##### READING PASSAGE

Rainui Teriipaia

Personal information
- Born: 8 July 1983

Sport
- Country: French Polynesia
- Sport: Swimming

Medal record
Men's swimming
Representing Tahiti
Pacific Games
| Silver medal – second place | 2019 Apia | 4 × 100m medley relay |
| Gold medal – first place | 2015 Port Moresby | 4 × 100m medley relay |
| Bronze medal – third place | 2015 Port Moresby | 100m Breaststroke |
| Bronze medal – third place | 2015 Port Moresby | 50m Breaststroke |
| Gold medal – first place | 2011 Nouméa | 100m Breaststroke |
| Gold medal – first place | 2011 Nouméa | 50m Breaststroke |
| Silver medal – second place | 2011 Nouméa | 4 × 100m freestyle relay |
| Silver medal – second place | 2011 Nouméa | 4 × 200m freestyle relay |
| Silver medal – second place | 2011 Nouméa | 4 × 100m medley relay |
| Bronze medal – third place | 2011 Nouméa | 200m Breaststroke |
| Gold medal – first place | 2007 Apia | 200m Breaststroke |
| Gold medal – first place | 2007 Apia | 100m Breaststroke |
| Gold medal – first place | 2007 Apia | 50m Breaststroke |
| Silver medal – second place | 2007 Apia | 4 × 100m medley relay |

= Rainui Teriipaia =

French Polynesian swimmer

Rainui Teriipaia (born 8 July 1983) is a French Polynesian swimmer who has represented French Polynesia at the Pacific Games.

At the 2015 Pacific Games in Port Moresby he won gold in the 4 × 100m medley relay, and bronze in the 50m and 100m breaststroke. At the 2019 Pacific Games in Apia he won silver in the 4 × 100m medley relay.

##########
##### SOURCE INFORMATION

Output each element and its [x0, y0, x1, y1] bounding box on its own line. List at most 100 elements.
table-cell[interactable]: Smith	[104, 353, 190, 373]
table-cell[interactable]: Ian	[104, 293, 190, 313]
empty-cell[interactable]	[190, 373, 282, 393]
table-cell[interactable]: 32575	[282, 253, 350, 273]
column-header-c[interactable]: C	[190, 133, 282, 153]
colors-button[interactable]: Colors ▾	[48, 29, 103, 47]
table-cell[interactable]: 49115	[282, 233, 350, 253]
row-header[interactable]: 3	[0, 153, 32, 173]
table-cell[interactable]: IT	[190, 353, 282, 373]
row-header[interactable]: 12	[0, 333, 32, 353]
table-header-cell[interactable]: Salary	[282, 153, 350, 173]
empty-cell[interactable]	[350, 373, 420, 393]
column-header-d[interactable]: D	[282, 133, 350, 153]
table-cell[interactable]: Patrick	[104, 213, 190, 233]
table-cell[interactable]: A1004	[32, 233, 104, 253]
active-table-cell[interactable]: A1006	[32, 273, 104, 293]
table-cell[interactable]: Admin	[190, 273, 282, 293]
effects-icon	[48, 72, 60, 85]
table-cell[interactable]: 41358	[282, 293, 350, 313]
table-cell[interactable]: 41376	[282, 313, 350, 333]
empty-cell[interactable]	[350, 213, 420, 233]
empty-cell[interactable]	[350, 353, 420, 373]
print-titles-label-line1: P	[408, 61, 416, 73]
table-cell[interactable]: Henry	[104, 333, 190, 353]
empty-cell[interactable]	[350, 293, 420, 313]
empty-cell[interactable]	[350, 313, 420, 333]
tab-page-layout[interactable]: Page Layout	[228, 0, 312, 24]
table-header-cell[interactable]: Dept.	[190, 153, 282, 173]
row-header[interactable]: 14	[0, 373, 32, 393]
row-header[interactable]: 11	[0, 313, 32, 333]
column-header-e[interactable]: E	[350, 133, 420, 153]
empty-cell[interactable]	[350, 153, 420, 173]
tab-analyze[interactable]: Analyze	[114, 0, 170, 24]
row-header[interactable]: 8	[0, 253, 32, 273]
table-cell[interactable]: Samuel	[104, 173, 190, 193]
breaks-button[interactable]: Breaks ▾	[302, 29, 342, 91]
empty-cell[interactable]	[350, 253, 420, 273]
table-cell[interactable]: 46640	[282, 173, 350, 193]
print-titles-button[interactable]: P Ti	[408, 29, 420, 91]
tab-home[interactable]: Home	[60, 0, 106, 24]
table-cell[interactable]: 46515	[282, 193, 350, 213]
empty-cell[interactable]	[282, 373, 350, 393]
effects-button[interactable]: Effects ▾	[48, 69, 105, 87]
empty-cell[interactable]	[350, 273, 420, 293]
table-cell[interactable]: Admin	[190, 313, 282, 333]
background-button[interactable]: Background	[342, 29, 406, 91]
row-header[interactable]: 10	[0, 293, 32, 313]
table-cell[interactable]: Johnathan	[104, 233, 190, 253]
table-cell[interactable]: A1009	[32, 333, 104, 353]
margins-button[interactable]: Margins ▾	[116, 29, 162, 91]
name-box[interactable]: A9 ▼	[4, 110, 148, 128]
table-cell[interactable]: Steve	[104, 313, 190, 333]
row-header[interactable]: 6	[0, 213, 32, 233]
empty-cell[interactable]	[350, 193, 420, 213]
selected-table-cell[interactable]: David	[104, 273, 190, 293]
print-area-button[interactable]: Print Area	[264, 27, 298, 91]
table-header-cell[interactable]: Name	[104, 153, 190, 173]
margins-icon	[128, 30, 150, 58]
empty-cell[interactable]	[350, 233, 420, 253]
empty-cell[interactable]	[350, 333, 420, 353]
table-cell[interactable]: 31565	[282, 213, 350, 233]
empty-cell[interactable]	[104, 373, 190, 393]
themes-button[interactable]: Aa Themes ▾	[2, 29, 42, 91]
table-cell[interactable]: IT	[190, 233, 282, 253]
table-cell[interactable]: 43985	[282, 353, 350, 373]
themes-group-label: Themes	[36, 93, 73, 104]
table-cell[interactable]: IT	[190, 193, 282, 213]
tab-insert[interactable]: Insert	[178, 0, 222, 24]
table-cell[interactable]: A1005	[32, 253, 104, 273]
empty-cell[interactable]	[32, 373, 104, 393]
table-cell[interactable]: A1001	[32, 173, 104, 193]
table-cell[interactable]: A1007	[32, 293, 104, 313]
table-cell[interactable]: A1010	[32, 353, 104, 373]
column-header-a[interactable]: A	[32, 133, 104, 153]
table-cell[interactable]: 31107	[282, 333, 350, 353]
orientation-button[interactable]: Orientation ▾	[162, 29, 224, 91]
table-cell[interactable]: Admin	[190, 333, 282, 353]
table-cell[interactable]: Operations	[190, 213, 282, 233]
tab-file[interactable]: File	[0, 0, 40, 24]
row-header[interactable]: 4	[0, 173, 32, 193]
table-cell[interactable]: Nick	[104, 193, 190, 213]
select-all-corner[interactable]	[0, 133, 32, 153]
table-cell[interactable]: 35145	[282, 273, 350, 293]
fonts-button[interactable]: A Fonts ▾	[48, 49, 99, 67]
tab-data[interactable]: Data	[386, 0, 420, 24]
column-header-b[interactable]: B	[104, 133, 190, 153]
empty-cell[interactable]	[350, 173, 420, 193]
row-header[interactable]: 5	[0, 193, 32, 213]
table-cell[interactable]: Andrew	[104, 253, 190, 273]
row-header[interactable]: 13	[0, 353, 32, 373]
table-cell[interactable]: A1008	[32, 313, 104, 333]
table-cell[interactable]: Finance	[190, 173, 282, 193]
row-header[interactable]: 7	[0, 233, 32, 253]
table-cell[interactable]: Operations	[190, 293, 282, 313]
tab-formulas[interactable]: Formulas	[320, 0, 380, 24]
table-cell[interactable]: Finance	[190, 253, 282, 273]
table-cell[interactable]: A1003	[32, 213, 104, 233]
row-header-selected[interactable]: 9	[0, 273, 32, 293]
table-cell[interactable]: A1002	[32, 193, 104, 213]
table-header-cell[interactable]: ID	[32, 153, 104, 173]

##########

§ ABOUT THIS TASK:
Rewrite the Rainui Teriipaia article between "At the 2015" and "100m medley relay.", inclusive, replacing "bronze" with "a bronze medal".

§ EXERCISE SOLUTION:
At the 2015 Pacific Games in Port Moresby he won gold in the 4 × 100m medley relay, and a bronze medal in the 50m and 100m breaststroke. At the 2019 Pacific Games in Apia he won silver in the 4 × 100m medley relay.